───── INPUT ROWS ─────
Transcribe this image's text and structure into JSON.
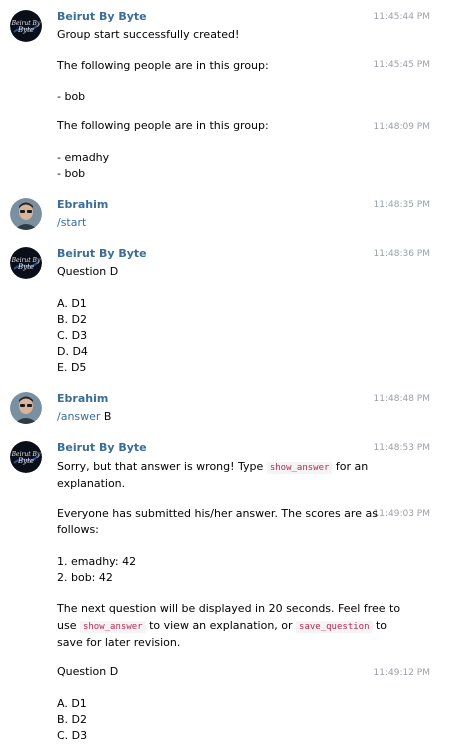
{
  "bot": {
    "name": "Beirut By Byte",
    "avatar_text": "Beirut By Byte"
  },
  "user": {
    "name": "Ebrahim"
  },
  "group1": {
    "t1": "11:45:44 PM",
    "l1": "Group start successfully created!",
    "t2": "11:45:45 PM",
    "l2": "The following people are in this group:",
    "l3": "- bob",
    "t3": "11:48:09 PM",
    "l4": "The following people are in this group:",
    "l5": "- emadhy",
    "l6": "- bob"
  },
  "group2": {
    "t1": "11:48:35 PM",
    "cmd": "/start"
  },
  "group3": {
    "t1": "11:48:36 PM",
    "l1": "Question D",
    "l2": "A. D1",
    "l3": "B. D2",
    "l4": "C. D3",
    "l5": "D. D4",
    "l6": "E. D5"
  },
  "group4": {
    "t1": "11:48:48 PM",
    "cmd": "/answer",
    "arg": " B"
  },
  "group5": {
    "t1": "11:48:53 PM",
    "l1a": "Sorry, but that answer is wrong! Type ",
    "l1code": "show_answer",
    "l1b": " for an",
    "l2": "explanation.",
    "t2": "11:49:03 PM",
    "l3": "Everyone has submitted his/her answer. The scores are as",
    "l4": "follows:",
    "l5": "1. emadhy: 42",
    "l6": "2. bob: 42",
    "l7": "The next question will be displayed in 20 seconds. Feel free to",
    "l8a": "use ",
    "l8code1": "show_answer",
    "l8b": " to view an explanation, or ",
    "l8code2": "save_question",
    "l8c": " to",
    "l9": "save for later revision.",
    "t3": "11:49:12 PM",
    "l10": "Question D",
    "l11": "A. D1",
    "l12": "B. D2",
    "l13": "C. D3"
  }
}
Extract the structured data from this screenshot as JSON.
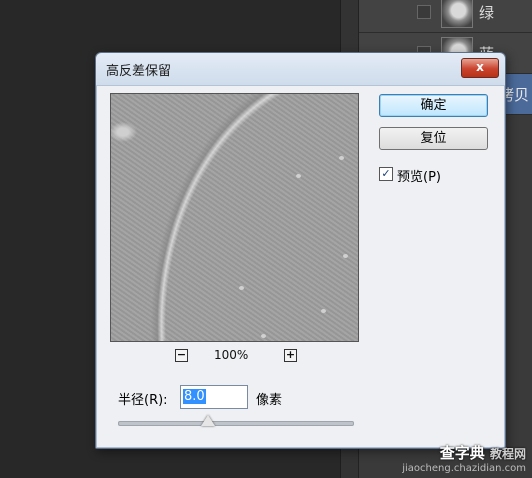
{
  "layers_panel": {
    "layers": [
      {
        "name": "绿",
        "selected": false
      },
      {
        "name": "蓝",
        "selected": false
      },
      {
        "name": "拷贝",
        "selected": true
      }
    ]
  },
  "dialog": {
    "title": "高反差保留",
    "close_label": "x",
    "ok_label": "确定",
    "reset_label": "复位",
    "preview_checkbox": {
      "label": "预览(P)",
      "checked": true
    },
    "zoom": {
      "minus": "−",
      "plus": "+",
      "value": "100%"
    },
    "radius": {
      "label": "半径(R):",
      "value": "8.0",
      "unit": "像素",
      "slider_fraction": 0.38
    }
  },
  "watermark": {
    "main": "查字典",
    "sub": "教程网",
    "url": "jiaocheng.chazidian.com"
  },
  "colors": {
    "accent": "#3390ff",
    "selected_layer": "#4b6a9a",
    "close_button": "#c9432d"
  }
}
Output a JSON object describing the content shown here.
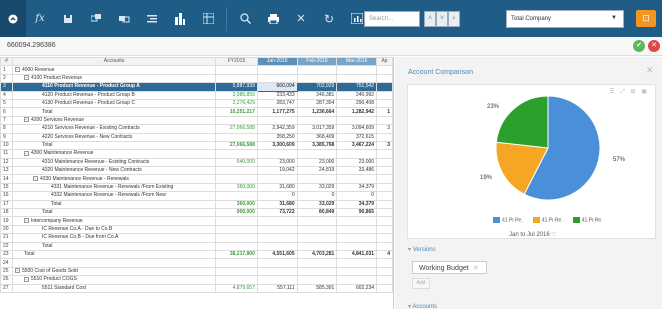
{
  "toolbar": {
    "icons": [
      "dashboard-icon",
      "fx-icon",
      "save-icon",
      "copy-icon",
      "copy2-icon",
      "indent-icon",
      "report-icon",
      "grid-icon",
      "zoom-icon",
      "print-icon",
      "close-icon",
      "refresh-icon",
      "chart-icon"
    ],
    "search_placeholder": "Search...",
    "company": "Total Company"
  },
  "formula": {
    "value": "660094.296386"
  },
  "grid": {
    "headers": [
      "#",
      "Accounts",
      "FY2015",
      "Jan-2016",
      "Feb-2016",
      "Mar-2016",
      "Ap"
    ],
    "rows": [
      {
        "n": "1",
        "indent": 0,
        "box": "−",
        "label": "4000 Revenue",
        "fy": "",
        "jan": "",
        "feb": "",
        "mar": "",
        "ap": ""
      },
      {
        "n": "2",
        "indent": 1,
        "box": "−",
        "label": "4100 Product Revenue",
        "fy": "",
        "jan": "",
        "feb": "",
        "mar": "",
        "ap": ""
      },
      {
        "n": "3",
        "indent": 3,
        "box": "",
        "label": "4110 Product Revenue - Product Group A",
        "fy": "5,887,939",
        "jan": "660,094",
        "feb": "702,929",
        "mar": "751,542",
        "ap": "",
        "sel": true
      },
      {
        "n": "4",
        "indent": 3,
        "box": "",
        "label": "4120 Product Revenue - Product Group B",
        "fy": "2,086,850",
        "jan": "233,433",
        "feb": "246,381",
        "mar": "240,992",
        "ap": ""
      },
      {
        "n": "5",
        "indent": 3,
        "box": "",
        "label": "4130 Product Revenue - Product Group C",
        "fy": "2,276,429",
        "jan": "283,747",
        "feb": "287,354",
        "mar": "290,408",
        "ap": ""
      },
      {
        "n": "6",
        "indent": 3,
        "box": "",
        "label": "Total",
        "fy": "10,251,217",
        "jan": "1,177,275",
        "feb": "1,236,664",
        "mar": "1,282,942",
        "ap": "1",
        "bold": true
      },
      {
        "n": "7",
        "indent": 1,
        "box": "−",
        "label": "4200 Services Revenue",
        "fy": "",
        "jan": "",
        "feb": "",
        "mar": "",
        "ap": ""
      },
      {
        "n": "8",
        "indent": 3,
        "box": "",
        "label": "4210 Services Revenue - Existing Contracts",
        "fy": "27,066,588",
        "jan": "2,942,359",
        "feb": "3,017,359",
        "mar": "3,094,609",
        "ap": "3"
      },
      {
        "n": "9",
        "indent": 3,
        "box": "",
        "label": "4220 Services Revenue - New Contracts",
        "fy": "",
        "jan": "358,250",
        "feb": "368,409",
        "mar": "372,615",
        "ap": ""
      },
      {
        "n": "10",
        "indent": 3,
        "box": "",
        "label": "Total",
        "fy": "27,066,588",
        "jan": "3,300,609",
        "feb": "3,385,768",
        "mar": "3,467,224",
        "ap": "3",
        "bold": true
      },
      {
        "n": "11",
        "indent": 1,
        "box": "−",
        "label": "4300 Maintenance Revenue",
        "fy": "",
        "jan": "",
        "feb": "",
        "mar": "",
        "ap": ""
      },
      {
        "n": "12",
        "indent": 3,
        "box": "",
        "label": "4310 Maintenance Revenue - Existing Contracts",
        "fy": "540,000",
        "jan": "23,000",
        "feb": "23,000",
        "mar": "23,000",
        "ap": ""
      },
      {
        "n": "13",
        "indent": 3,
        "box": "",
        "label": "4320 Maintenance Revenue - New Contracts",
        "fy": "",
        "jan": "19,042",
        "feb": "24,819",
        "mar": "33,486",
        "ap": ""
      },
      {
        "n": "14",
        "indent": 2,
        "box": "−",
        "label": "4330 Maintenance Revenue - Renewals",
        "fy": "",
        "jan": "",
        "feb": "",
        "mar": "",
        "ap": ""
      },
      {
        "n": "15",
        "indent": 4,
        "box": "",
        "label": "4331 Maintenance Revenue - Renewals /From Existing",
        "fy": "360,000",
        "jan": "31,680",
        "feb": "33,029",
        "mar": "34,379",
        "ap": ""
      },
      {
        "n": "16",
        "indent": 4,
        "box": "",
        "label": "4332 Maintenance Revenue - Renewals /From New",
        "fy": "",
        "jan": "0",
        "feb": "0",
        "mar": "0",
        "ap": ""
      },
      {
        "n": "17",
        "indent": 4,
        "box": "",
        "label": "Total",
        "fy": "360,000",
        "jan": "31,680",
        "feb": "33,029",
        "mar": "34,379",
        "ap": "",
        "bold": true
      },
      {
        "n": "18",
        "indent": 3,
        "box": "",
        "label": "Total",
        "fy": "900,000",
        "jan": "73,722",
        "feb": "80,849",
        "mar": "90,865",
        "ap": "",
        "bold": true
      },
      {
        "n": "19",
        "indent": 1,
        "box": "−",
        "label": "Intercompany Revenue",
        "fy": "",
        "jan": "",
        "feb": "",
        "mar": "",
        "ap": ""
      },
      {
        "n": "20",
        "indent": 3,
        "box": "",
        "label": "IC Revenue Co.A - Due to Co.B",
        "fy": "",
        "jan": "",
        "feb": "",
        "mar": "",
        "ap": ""
      },
      {
        "n": "21",
        "indent": 3,
        "box": "",
        "label": "IC Revenue Co.B - Due from Co.A",
        "fy": "",
        "jan": "",
        "feb": "",
        "mar": "",
        "ap": ""
      },
      {
        "n": "22",
        "indent": 3,
        "box": "",
        "label": "Total",
        "fy": "",
        "jan": "",
        "feb": "",
        "mar": "",
        "ap": "",
        "bold": true
      },
      {
        "n": "23",
        "indent": 1,
        "box": "",
        "label": "Total",
        "fy": "38,217,800",
        "jan": "4,551,605",
        "feb": "4,703,281",
        "mar": "4,841,031",
        "ap": "4",
        "bold": true
      },
      {
        "n": "24",
        "indent": 0,
        "box": "",
        "label": "",
        "fy": "",
        "jan": "",
        "feb": "",
        "mar": "",
        "ap": ""
      },
      {
        "n": "25",
        "indent": 0,
        "box": "−",
        "label": "5500 Cost of Goods Sold",
        "fy": "",
        "jan": "",
        "feb": "",
        "mar": "",
        "ap": ""
      },
      {
        "n": "26",
        "indent": 1,
        "box": "−",
        "label": "5510 Product COGS",
        "fy": "",
        "jan": "",
        "feb": "",
        "mar": "",
        "ap": ""
      },
      {
        "n": "27",
        "indent": 3,
        "box": "",
        "label": "5511 Standard Cost",
        "fy": "4,879,657",
        "jan": "557,111",
        "feb": "585,391",
        "mar": "602,234",
        "ap": ""
      }
    ]
  },
  "panel": {
    "title": "Account Comparison",
    "chart_data": {
      "type": "pie",
      "values": [
        57,
        19,
        23
      ],
      "labels": [
        "57%",
        "19%",
        "23%"
      ],
      "colors": [
        "#4a90d9",
        "#f5a623",
        "#2ca02c"
      ],
      "legend": [
        "41.Pr.Re.",
        "41.Pr.Re.",
        "41.Pr.Re."
      ]
    },
    "date_range": "Jan to Jul 2016",
    "versions_label": "Versions",
    "version_tag": "Working Budget",
    "add_label": "Add",
    "accounts_label": "Accounts"
  }
}
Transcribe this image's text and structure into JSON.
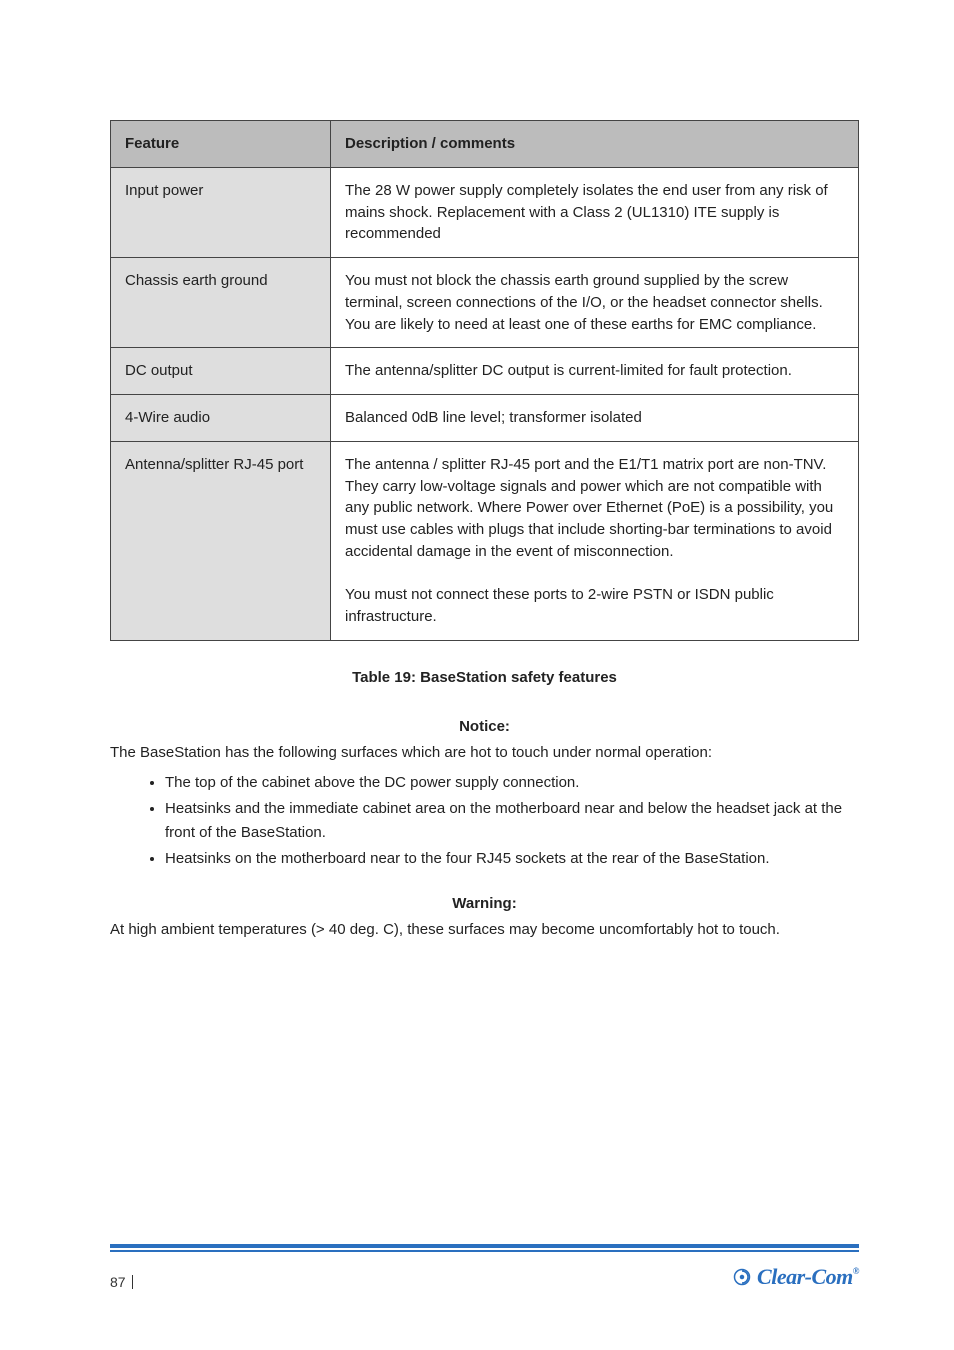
{
  "table": {
    "h1": "Feature",
    "h2": "Description / comments",
    "rows": [
      {
        "label": "Input power",
        "value": "The 28 W power supply completely isolates the end user from any risk of mains shock.  Replacement with a Class 2 (UL1310) ITE supply is recommended"
      },
      {
        "label": "Chassis earth ground",
        "value": "You must not block the chassis earth ground supplied by the screw terminal, screen connections of the I/O, or the headset connector shells. You are likely to need at least one of these earths for EMC compliance."
      },
      {
        "label": "DC output",
        "value": "The antenna/splitter DC output is current-limited for fault protection."
      },
      {
        "label": "4-Wire audio",
        "value": "Balanced 0dB line level; transformer isolated"
      },
      {
        "label": "Antenna/splitter RJ-45 port",
        "value": "The antenna / splitter RJ-45 port and the E1/T1 matrix port are non-TNV. They carry low-voltage signals and power which are not compatible with any public network. Where Power over Ethernet (PoE) is a possibility, you must use cables with plugs that include shorting-bar terminations to avoid accidental damage in the event of misconnection.\n\nYou must not connect these ports to 2-wire PSTN or ISDN public infrastructure."
      }
    ]
  },
  "table_caption": "Table 19: BaseStation safety features",
  "notice": {
    "line1": "Notice:",
    "line2": "The BaseStation has the following surfaces which are hot to touch under normal operation:",
    "bullets": [
      "The top of the cabinet above the DC power supply connection.",
      "Heatsinks and the immediate cabinet area on the motherboard near and below the headset jack at the front of the BaseStation.",
      "Heatsinks on the motherboard near to the four RJ45 sockets at the rear of the BaseStation."
    ]
  },
  "warning": {
    "line1": "Warning:",
    "line2": "At high ambient temperatures (> 40 deg. C), these surfaces may become uncomfortably hot to touch."
  },
  "page_number": "87",
  "logo_text": "Clear-Com"
}
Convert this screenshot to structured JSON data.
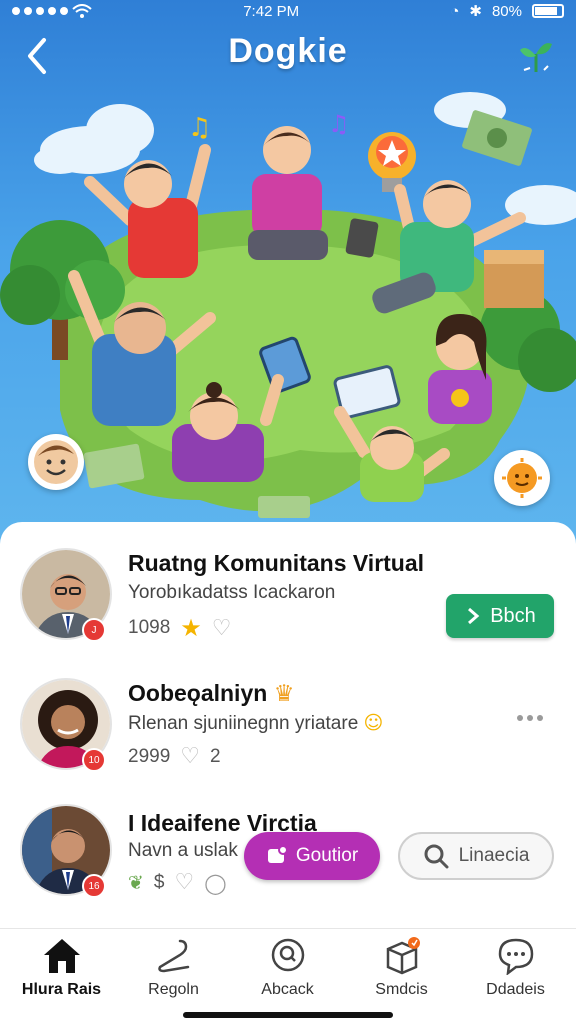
{
  "status_bar": {
    "time": "7:42 PM",
    "battery": "80%"
  },
  "header": {
    "title": "Dogkie"
  },
  "list": [
    {
      "title": "Ruatng Komunitans Virtual",
      "subtitle": "Yorobıkadatss Icackaron",
      "count": "1098",
      "badge": "J",
      "action_label": "Bbch"
    },
    {
      "title": "Oobeǫalniyn",
      "subtitle": "Rlenan sjuniinegnn yriatare",
      "count": "2999",
      "extra": "2",
      "badge": "10"
    },
    {
      "title": "I Ideaifene Virctia",
      "subtitle": "Navn a uslak",
      "extra": "$",
      "badge": "16",
      "primary_action": "Goutior",
      "secondary_action": "Linaecia"
    }
  ],
  "bottom_nav": [
    {
      "label": "Hlura Rais",
      "icon": "home-icon",
      "active": true
    },
    {
      "label": "Regoln",
      "icon": "hanger-icon",
      "active": false
    },
    {
      "label": "Abcack",
      "icon": "search-icon",
      "active": false
    },
    {
      "label": "Smdcis",
      "icon": "box-icon",
      "active": false
    },
    {
      "label": "Ddadeis",
      "icon": "chat-icon",
      "active": false
    }
  ],
  "colors": {
    "hero_blue": "#2f7fd6",
    "accent_green": "#22a46a",
    "accent_purple": "#b42fb4",
    "badge_red": "#e53935"
  }
}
─────
WORK INSTRUCTIONS. Pull out all lines from the entries above in which the word "ground" appears.

EXERCISE ANSWER.
        "label": "Chassis earth ground",
        "value": "You must not block the chassis earth ground supplied by the screw terminal, screen connections of the I/O, or the headset connector shells. You are likely to need at least one of these earths for EMC compliance."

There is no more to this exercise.